### Given request:
Go through the entries below and retype them exactly, omitting each picture.

[Stored items]
++++++++

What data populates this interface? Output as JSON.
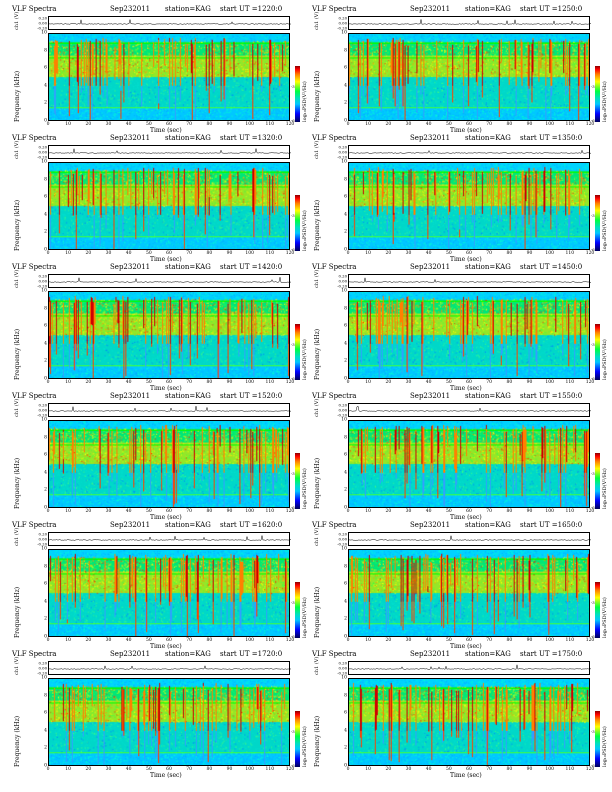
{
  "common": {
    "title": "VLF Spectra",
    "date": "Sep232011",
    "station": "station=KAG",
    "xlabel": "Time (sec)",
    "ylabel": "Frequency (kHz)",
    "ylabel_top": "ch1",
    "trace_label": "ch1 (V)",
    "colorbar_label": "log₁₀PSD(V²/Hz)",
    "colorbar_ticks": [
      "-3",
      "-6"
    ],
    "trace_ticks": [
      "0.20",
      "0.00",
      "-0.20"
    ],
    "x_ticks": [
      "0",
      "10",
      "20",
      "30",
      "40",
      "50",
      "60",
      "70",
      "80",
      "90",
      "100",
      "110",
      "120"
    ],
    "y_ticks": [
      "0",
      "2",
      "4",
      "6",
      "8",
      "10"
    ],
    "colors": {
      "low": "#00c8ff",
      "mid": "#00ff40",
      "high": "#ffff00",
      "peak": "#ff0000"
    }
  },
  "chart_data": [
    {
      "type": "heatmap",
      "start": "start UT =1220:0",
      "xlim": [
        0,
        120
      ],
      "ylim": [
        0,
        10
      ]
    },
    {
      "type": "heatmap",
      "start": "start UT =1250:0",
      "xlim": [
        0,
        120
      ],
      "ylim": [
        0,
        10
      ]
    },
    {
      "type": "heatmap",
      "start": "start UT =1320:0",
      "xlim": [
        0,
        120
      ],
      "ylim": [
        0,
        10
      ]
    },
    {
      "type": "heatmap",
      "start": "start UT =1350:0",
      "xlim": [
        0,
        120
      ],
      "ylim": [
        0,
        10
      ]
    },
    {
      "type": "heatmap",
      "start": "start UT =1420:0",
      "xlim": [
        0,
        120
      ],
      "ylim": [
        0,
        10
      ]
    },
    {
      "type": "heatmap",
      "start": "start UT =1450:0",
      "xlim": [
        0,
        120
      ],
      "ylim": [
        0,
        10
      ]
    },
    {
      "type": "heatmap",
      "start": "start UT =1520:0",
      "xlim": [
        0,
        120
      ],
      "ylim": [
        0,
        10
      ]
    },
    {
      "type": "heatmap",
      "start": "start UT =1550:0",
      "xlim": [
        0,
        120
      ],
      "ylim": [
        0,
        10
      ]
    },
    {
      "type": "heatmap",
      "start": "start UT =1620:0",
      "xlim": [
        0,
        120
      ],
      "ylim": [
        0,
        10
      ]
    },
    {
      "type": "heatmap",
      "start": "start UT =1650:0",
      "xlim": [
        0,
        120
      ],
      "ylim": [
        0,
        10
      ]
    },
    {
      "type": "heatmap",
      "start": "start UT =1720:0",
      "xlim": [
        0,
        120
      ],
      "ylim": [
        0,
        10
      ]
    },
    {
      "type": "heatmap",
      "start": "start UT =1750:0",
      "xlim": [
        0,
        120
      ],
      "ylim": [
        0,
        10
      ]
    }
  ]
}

++++++++

### Result of this exercise:
What data populates this interface? Output as JSON.
{
  "common": {
    "title": "VLF Spectra",
    "date": "Sep232011",
    "station": "station=KAG",
    "xlabel": "Time (sec)",
    "ylabel": "Frequency (kHz)",
    "ylabel_top": "ch1",
    "trace_label": "ch1 (V)",
    "colorbar_label": "log₁₀PSD(V²/Hz)",
    "colorbar_ticks": [
      "-3",
      "-6"
    ],
    "trace_ticks": [
      "0.20",
      "0.00",
      "-0.20"
    ],
    "x_ticks": [
      "0",
      "10",
      "20",
      "30",
      "40",
      "50",
      "60",
      "70",
      "80",
      "90",
      "100",
      "110",
      "120"
    ],
    "y_ticks": [
      "0",
      "2",
      "4",
      "6",
      "8",
      "10"
    ],
    "colors": {
      "low": "#00c8ff",
      "mid": "#00ff40",
      "high": "#ffff00",
      "peak": "#ff0000"
    }
  },
  "chart_data": [
    {
      "type": "heatmap",
      "start": "start UT =1220:0",
      "xlim": [
        0,
        120
      ],
      "ylim": [
        0,
        10
      ]
    },
    {
      "type": "heatmap",
      "start": "start UT =1250:0",
      "xlim": [
        0,
        120
      ],
      "ylim": [
        0,
        10
      ]
    },
    {
      "type": "heatmap",
      "start": "start UT =1320:0",
      "xlim": [
        0,
        120
      ],
      "ylim": [
        0,
        10
      ]
    },
    {
      "type": "heatmap",
      "start": "start UT =1350:0",
      "xlim": [
        0,
        120
      ],
      "ylim": [
        0,
        10
      ]
    },
    {
      "type": "heatmap",
      "start": "start UT =1420:0",
      "xlim": [
        0,
        120
      ],
      "ylim": [
        0,
        10
      ]
    },
    {
      "type": "heatmap",
      "start": "start UT =1450:0",
      "xlim": [
        0,
        120
      ],
      "ylim": [
        0,
        10
      ]
    },
    {
      "type": "heatmap",
      "start": "start UT =1520:0",
      "xlim": [
        0,
        120
      ],
      "ylim": [
        0,
        10
      ]
    },
    {
      "type": "heatmap",
      "start": "start UT =1550:0",
      "xlim": [
        0,
        120
      ],
      "ylim": [
        0,
        10
      ]
    },
    {
      "type": "heatmap",
      "start": "start UT =1620:0",
      "xlim": [
        0,
        120
      ],
      "ylim": [
        0,
        10
      ]
    },
    {
      "type": "heatmap",
      "start": "start UT =1650:0",
      "xlim": [
        0,
        120
      ],
      "ylim": [
        0,
        10
      ]
    },
    {
      "type": "heatmap",
      "start": "start UT =1720:0",
      "xlim": [
        0,
        120
      ],
      "ylim": [
        0,
        10
      ]
    },
    {
      "type": "heatmap",
      "start": "start UT =1750:0",
      "xlim": [
        0,
        120
      ],
      "ylim": [
        0,
        10
      ]
    }
  ]
}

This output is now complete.